> [TO DO]:
Among the lines below, count those with "true". Give the total alone.

Begin MATERIAL SHOWN

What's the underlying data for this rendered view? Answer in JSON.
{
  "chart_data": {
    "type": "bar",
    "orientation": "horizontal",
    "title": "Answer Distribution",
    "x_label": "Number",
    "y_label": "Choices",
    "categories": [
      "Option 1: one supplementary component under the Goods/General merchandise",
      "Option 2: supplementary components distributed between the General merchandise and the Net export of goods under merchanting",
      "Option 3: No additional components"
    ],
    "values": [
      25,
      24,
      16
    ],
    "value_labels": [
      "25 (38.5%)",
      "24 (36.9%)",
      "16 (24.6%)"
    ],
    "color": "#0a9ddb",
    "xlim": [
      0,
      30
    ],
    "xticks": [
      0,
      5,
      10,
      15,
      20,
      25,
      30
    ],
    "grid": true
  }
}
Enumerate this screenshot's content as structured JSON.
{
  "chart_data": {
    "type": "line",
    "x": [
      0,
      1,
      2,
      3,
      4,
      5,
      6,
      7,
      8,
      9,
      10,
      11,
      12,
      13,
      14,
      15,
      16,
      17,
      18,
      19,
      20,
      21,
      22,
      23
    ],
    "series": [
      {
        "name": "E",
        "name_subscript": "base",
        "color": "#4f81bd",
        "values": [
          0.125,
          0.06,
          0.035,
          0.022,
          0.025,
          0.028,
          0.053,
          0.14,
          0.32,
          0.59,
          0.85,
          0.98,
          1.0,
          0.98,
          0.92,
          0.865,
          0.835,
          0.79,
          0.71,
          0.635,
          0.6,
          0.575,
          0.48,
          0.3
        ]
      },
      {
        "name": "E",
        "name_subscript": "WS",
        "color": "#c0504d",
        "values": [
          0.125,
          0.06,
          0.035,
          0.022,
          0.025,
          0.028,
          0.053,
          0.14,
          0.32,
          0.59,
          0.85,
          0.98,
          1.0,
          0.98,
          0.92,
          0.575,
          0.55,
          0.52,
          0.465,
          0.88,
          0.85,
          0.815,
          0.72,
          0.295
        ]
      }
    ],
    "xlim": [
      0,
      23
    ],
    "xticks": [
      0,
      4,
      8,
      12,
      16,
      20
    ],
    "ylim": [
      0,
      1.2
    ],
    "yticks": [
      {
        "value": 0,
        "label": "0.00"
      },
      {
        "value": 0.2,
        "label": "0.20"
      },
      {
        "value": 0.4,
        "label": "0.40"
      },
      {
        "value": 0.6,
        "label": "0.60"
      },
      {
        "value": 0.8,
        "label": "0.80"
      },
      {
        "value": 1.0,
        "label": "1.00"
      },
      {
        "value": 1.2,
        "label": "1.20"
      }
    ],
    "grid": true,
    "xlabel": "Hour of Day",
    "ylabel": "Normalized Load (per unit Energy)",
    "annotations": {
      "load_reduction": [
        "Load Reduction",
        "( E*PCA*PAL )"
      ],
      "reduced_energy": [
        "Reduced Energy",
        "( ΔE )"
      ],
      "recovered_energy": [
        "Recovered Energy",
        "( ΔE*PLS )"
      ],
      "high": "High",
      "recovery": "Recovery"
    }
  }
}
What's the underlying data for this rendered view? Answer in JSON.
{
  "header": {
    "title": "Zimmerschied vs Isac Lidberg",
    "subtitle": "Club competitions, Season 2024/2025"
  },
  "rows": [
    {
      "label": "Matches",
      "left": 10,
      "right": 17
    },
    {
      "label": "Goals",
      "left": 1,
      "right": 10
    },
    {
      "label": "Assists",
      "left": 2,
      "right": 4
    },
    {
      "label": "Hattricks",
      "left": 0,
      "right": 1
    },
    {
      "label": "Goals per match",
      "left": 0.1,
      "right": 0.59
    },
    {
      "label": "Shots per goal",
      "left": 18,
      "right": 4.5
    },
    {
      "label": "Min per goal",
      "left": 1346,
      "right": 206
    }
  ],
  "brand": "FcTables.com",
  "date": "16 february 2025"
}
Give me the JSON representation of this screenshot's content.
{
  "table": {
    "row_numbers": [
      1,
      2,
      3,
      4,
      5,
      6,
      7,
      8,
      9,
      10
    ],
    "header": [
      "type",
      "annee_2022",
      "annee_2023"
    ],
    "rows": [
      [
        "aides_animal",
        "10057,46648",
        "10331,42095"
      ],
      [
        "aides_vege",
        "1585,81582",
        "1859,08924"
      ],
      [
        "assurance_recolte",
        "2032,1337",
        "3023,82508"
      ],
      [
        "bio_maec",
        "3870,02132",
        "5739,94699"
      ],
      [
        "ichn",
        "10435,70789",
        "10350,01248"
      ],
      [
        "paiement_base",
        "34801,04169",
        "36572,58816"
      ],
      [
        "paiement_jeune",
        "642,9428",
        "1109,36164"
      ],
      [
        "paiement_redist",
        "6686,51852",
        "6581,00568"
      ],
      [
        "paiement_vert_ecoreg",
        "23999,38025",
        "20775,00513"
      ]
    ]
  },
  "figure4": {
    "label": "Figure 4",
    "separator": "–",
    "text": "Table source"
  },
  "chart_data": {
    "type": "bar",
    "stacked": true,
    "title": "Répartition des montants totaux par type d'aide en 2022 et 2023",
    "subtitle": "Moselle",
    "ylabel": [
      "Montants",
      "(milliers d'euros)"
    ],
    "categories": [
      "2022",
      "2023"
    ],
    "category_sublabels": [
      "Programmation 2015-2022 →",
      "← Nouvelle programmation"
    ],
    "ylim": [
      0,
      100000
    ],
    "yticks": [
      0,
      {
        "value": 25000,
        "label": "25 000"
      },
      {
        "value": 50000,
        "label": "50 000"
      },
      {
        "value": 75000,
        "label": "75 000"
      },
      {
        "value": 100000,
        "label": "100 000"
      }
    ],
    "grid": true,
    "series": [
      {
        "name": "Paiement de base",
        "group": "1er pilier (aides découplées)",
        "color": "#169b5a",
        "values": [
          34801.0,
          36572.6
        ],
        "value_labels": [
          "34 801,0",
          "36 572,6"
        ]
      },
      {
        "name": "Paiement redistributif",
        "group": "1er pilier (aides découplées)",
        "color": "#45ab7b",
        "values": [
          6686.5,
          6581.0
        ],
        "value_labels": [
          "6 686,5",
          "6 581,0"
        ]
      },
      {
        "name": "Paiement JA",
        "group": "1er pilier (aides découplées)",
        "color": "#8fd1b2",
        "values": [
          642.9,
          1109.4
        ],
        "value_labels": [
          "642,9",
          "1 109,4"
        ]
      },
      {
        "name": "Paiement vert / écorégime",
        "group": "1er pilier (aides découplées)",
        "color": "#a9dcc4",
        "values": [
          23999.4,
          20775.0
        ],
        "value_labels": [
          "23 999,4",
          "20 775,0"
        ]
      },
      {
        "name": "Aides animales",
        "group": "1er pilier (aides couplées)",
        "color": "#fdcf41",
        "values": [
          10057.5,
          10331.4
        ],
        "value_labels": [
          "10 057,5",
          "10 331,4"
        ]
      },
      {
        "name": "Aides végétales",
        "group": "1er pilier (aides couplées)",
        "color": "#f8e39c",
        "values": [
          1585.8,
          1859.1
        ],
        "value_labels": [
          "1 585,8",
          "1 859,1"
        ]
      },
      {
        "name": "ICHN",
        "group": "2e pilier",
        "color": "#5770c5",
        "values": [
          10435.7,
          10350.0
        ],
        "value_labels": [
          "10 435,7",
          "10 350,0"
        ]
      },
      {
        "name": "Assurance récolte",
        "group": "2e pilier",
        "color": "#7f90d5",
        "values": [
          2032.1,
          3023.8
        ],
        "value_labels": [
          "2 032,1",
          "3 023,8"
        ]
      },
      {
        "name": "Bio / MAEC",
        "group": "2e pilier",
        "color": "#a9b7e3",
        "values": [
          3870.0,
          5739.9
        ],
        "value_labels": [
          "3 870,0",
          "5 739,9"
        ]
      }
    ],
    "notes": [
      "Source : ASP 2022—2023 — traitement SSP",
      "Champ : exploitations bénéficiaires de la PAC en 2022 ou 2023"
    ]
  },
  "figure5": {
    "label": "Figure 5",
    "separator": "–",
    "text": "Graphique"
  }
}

End MATERIAL SHOWN

> [TASK SOLUTION]:
4